▸ EXCERPT TO READ
Search code examples
algorithmsortingbucket-sort

What make Bucket Sort good?


So I stumbled about non-comparison sorting based algorithms bucket sort to be exact and I couldn't exactly get why it is good.

I've a thought but I need somebody to confirm it.

Let's assume I want to sort a 1000 element array.If it were uniformly distributed and bucketed into 10 buckets where each bucket had 100 elements.

sorting 100 element 10 times using n log(n) algorithm = 10 * 100 log(100) = 1000 log(100) = 2000

while sorting 1000 elements using n log(n) algorithm = 1000 log(1000) = 3000

So the algorithm makes use that if n = m + l then (m+l)^2 > m^2 + l^2 and same applies to n log(n) algorithms

so the more uniformly bucketed the data is the better the performance of the bucket sort

Is this right ?

and what would the optimum number of buckets be ? ( I feel it's a space-time trade off thing but also depending on uniformity of the data being sorted)


Solution

  • But you have to take into account that the bucketing step has a complexity of 1000. This gives you:

    • bucket sort: 1000 + 10 * 100 log(100) = 3000
    • comparison sort: 1000 * log(1000) = 3000

    But you can reapply again the bucketing strategy to sort the smaller arrays. This is https://en.wikipedia.org/wiki/Radix_sort .

▸ COMPLETE THE FOLLOWING
A. Please list every final cost figure that the bucket sort thread works out, and say what each one measures.
B. Continue the bucket sort thread from the point where it stops.

▸ PROVIDED INFORMATION

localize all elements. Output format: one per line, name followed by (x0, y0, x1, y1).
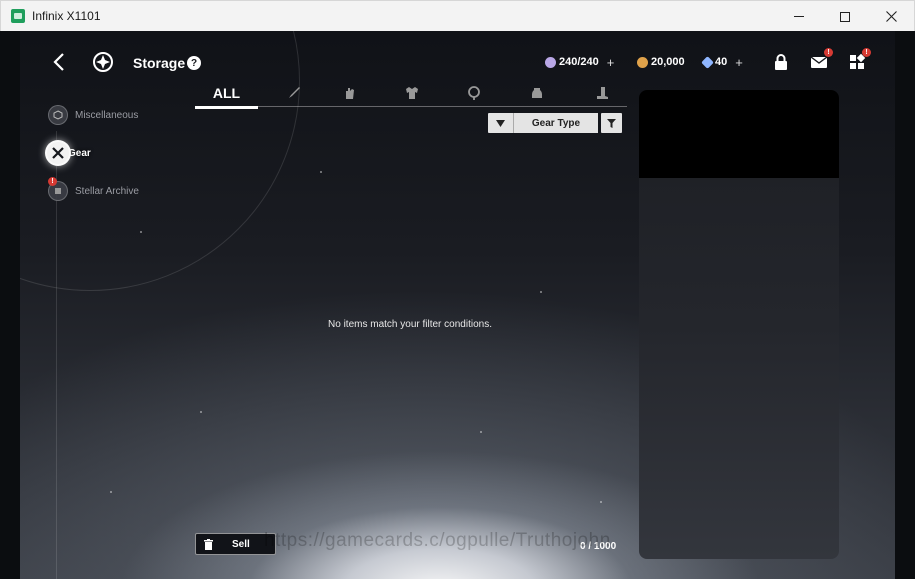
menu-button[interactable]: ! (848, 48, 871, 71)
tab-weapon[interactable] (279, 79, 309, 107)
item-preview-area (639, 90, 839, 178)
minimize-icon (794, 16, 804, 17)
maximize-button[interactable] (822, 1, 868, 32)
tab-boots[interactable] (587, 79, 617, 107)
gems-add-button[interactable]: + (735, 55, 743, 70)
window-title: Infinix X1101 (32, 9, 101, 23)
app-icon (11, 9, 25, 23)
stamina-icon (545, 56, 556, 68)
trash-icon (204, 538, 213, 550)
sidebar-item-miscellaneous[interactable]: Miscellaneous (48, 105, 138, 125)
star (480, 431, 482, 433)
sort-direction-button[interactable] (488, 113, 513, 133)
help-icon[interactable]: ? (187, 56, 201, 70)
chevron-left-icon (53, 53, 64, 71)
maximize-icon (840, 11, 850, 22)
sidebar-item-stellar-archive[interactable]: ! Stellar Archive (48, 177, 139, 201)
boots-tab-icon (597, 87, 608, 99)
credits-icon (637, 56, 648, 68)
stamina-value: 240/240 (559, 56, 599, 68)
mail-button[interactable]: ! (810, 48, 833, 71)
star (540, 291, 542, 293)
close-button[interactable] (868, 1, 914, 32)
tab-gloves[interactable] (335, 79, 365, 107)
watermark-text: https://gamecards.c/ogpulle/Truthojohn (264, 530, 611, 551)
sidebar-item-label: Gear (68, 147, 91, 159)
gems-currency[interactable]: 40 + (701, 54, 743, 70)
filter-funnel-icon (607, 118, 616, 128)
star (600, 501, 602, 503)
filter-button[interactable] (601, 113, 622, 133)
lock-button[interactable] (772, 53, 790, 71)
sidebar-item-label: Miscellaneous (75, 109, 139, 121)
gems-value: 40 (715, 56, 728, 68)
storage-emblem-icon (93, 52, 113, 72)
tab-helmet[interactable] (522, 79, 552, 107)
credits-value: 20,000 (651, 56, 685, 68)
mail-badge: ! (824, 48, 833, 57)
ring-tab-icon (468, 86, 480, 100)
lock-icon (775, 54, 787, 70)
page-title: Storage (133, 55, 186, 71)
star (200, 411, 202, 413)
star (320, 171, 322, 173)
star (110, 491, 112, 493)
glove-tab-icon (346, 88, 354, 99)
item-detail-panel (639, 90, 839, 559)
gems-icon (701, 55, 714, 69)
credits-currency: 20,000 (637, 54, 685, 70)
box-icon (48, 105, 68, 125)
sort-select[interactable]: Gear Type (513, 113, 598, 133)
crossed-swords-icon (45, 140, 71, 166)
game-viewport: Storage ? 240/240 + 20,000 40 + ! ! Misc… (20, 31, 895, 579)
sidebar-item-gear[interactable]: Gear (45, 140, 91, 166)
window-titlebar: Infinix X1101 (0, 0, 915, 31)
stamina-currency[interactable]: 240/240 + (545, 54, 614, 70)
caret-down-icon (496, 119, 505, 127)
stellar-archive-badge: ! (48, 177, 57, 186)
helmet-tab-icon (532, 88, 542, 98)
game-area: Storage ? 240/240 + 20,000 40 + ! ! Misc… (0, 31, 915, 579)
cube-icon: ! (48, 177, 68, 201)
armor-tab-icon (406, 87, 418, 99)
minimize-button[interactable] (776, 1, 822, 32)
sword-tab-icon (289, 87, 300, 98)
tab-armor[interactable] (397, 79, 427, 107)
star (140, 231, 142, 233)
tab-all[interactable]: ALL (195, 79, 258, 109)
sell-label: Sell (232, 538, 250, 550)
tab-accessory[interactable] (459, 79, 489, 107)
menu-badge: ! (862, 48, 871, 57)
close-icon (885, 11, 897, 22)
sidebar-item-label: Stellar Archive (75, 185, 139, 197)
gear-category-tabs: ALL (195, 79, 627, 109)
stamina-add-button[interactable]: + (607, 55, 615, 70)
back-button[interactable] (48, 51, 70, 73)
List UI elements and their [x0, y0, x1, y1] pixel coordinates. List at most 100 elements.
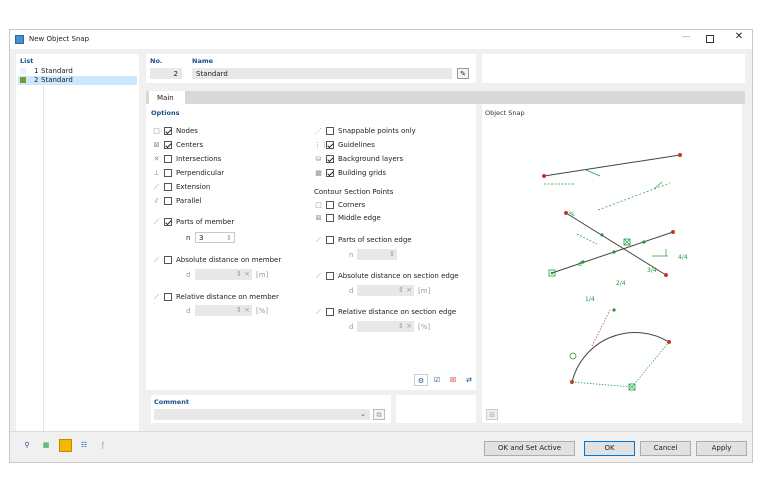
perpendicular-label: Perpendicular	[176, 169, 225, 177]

▸ ANSWERS GIVEN
A.
- 2000: sorting 100 elements 10 times with an n log(n) algorithm
- 3000: sorting 1000 elements with an n log(n) algorithm
- 3000: bucket sort once the bucketing step (1000) is added to 10 * 100 log(100)
- 3000: comparison sort, 1000 * log(1000)

B.
    The complexity advertised is O(n.w) where w is the number of bits to represent an element. Linear? Better than merge sort? Wait a minute, how big is w usually? Yeah right, for usual sets of stuff, you have to use log(n) bits to represent elements, so back to n log(n).

    As you said this is a time/memory trade of though, and Radix sort is when you have a fixed memory budget (but who doesn't?). If you can grow your memory linearly with the input size, take n buckets and you have a O(n) sort.

    An example reference (there are many!): https://www.radford.edu/nokie/classes/360/Linear.Sorts.html .